▸ **TASK DESCRIPTION**
Take every line from the listing below that contains "energy".

▸ **DATASET**
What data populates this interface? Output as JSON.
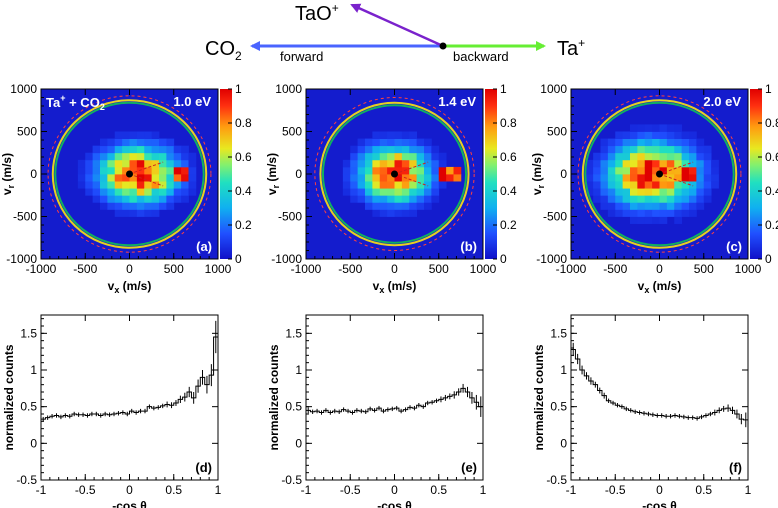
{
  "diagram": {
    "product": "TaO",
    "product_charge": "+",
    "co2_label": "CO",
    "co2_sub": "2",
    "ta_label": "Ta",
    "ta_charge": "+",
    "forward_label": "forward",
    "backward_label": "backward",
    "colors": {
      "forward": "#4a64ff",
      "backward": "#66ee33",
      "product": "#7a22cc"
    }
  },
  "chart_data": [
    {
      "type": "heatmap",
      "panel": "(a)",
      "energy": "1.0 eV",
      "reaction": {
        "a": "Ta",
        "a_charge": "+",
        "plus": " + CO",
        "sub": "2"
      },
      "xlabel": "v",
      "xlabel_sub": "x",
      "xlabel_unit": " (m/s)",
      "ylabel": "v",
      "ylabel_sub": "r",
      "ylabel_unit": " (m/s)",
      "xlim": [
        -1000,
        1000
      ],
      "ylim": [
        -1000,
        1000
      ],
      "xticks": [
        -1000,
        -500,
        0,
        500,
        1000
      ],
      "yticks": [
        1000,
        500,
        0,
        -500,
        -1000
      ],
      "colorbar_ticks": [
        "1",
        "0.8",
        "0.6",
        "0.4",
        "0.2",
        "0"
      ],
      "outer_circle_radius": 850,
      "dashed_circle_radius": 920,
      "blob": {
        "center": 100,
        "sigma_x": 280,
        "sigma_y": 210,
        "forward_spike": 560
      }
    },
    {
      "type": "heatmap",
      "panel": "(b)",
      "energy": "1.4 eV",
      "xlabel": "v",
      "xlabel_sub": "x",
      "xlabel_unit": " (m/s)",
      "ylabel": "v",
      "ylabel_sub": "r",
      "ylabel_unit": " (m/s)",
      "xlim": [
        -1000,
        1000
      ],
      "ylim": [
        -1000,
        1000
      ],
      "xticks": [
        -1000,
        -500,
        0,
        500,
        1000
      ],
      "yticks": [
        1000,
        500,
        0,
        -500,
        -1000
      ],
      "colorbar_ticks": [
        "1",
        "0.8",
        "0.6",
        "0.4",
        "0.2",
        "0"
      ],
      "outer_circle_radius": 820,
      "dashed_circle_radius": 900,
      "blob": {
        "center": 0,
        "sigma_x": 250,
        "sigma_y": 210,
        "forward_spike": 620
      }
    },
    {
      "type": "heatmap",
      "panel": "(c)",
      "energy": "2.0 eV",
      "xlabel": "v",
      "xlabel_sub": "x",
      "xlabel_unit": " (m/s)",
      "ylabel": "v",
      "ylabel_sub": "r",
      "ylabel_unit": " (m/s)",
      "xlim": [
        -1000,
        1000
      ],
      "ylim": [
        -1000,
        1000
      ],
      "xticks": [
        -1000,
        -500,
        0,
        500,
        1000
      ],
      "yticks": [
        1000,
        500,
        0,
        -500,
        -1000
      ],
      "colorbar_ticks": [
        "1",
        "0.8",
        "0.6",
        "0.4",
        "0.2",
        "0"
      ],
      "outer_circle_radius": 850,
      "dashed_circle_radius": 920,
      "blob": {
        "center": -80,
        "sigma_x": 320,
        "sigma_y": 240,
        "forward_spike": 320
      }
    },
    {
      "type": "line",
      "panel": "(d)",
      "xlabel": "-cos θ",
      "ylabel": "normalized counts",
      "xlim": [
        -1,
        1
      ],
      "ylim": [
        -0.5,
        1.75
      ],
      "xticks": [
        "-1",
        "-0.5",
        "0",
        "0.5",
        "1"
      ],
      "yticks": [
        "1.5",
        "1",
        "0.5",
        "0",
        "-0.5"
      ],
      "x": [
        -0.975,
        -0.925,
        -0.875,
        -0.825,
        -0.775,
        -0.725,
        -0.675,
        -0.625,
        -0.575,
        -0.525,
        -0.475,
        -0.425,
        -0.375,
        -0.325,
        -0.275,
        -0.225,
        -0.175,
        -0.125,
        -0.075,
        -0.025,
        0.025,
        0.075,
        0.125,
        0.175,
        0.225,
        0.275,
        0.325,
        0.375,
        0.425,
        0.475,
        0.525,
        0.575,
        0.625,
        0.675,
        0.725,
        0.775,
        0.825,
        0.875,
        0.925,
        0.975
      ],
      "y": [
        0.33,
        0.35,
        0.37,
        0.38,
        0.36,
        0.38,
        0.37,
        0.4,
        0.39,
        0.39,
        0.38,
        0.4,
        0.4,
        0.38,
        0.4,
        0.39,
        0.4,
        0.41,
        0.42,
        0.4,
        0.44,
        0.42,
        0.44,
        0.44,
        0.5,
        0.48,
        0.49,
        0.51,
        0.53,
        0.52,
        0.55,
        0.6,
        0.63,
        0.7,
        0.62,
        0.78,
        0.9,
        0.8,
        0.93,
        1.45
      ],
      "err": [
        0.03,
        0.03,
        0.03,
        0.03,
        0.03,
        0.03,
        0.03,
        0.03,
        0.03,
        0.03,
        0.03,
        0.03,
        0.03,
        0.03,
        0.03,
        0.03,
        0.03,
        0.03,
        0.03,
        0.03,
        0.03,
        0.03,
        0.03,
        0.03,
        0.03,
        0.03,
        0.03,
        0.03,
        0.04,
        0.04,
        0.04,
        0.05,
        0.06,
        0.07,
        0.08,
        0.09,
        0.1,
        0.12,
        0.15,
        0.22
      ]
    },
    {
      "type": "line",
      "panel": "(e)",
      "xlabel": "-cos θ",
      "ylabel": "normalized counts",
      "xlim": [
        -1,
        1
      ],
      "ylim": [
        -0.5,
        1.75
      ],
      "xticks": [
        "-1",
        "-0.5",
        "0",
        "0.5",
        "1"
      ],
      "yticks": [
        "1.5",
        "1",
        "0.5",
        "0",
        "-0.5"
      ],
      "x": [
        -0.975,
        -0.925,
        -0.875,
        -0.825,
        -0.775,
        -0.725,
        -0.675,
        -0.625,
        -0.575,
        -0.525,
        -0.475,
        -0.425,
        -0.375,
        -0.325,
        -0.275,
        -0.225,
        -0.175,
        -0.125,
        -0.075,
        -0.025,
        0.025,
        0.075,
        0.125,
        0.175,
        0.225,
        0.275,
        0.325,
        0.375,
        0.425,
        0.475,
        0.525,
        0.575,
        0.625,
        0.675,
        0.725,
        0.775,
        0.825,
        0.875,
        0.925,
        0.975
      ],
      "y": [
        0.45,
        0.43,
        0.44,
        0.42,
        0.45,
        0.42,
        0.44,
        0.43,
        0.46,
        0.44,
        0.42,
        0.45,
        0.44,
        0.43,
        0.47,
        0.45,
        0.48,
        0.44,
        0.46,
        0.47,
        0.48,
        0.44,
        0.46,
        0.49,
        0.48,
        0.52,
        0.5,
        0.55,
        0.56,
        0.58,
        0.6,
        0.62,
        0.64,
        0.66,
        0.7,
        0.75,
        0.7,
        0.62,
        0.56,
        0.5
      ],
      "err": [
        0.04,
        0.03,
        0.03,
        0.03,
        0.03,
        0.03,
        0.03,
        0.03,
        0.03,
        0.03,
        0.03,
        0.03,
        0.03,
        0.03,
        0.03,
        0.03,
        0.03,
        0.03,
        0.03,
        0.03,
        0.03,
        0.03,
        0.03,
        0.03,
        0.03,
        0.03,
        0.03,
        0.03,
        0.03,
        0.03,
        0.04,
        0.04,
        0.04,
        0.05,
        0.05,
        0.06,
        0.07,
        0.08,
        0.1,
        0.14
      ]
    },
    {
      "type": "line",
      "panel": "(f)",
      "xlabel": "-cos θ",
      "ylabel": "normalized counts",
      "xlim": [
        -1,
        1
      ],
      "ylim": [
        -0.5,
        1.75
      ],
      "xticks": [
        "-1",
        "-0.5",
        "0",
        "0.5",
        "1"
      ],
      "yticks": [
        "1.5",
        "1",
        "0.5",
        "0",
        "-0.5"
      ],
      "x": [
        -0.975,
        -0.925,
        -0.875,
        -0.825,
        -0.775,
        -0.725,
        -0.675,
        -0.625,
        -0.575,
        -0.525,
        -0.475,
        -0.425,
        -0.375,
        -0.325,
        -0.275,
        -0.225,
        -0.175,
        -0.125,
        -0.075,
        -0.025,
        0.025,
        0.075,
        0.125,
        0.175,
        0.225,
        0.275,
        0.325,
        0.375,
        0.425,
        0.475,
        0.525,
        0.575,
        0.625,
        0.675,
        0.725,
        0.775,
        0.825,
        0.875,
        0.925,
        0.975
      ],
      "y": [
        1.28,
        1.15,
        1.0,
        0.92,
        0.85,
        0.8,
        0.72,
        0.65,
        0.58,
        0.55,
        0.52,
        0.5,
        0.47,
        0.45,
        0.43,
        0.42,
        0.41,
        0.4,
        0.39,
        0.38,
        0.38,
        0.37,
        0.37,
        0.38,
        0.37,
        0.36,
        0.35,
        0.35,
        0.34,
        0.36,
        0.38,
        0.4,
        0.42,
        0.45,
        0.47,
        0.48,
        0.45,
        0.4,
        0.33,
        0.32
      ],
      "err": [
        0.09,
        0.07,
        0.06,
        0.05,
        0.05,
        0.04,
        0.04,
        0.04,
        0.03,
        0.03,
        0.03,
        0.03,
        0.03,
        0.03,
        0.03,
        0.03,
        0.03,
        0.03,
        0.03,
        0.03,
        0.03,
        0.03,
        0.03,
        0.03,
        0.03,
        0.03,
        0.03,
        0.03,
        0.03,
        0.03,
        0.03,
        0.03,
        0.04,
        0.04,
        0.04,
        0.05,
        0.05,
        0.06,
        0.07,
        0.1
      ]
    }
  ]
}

▸ **EXERCISE RESPONSE**
      "energy": "1.0 eV",
      "energy": "1.4 eV",
      "energy": "2.0 eV",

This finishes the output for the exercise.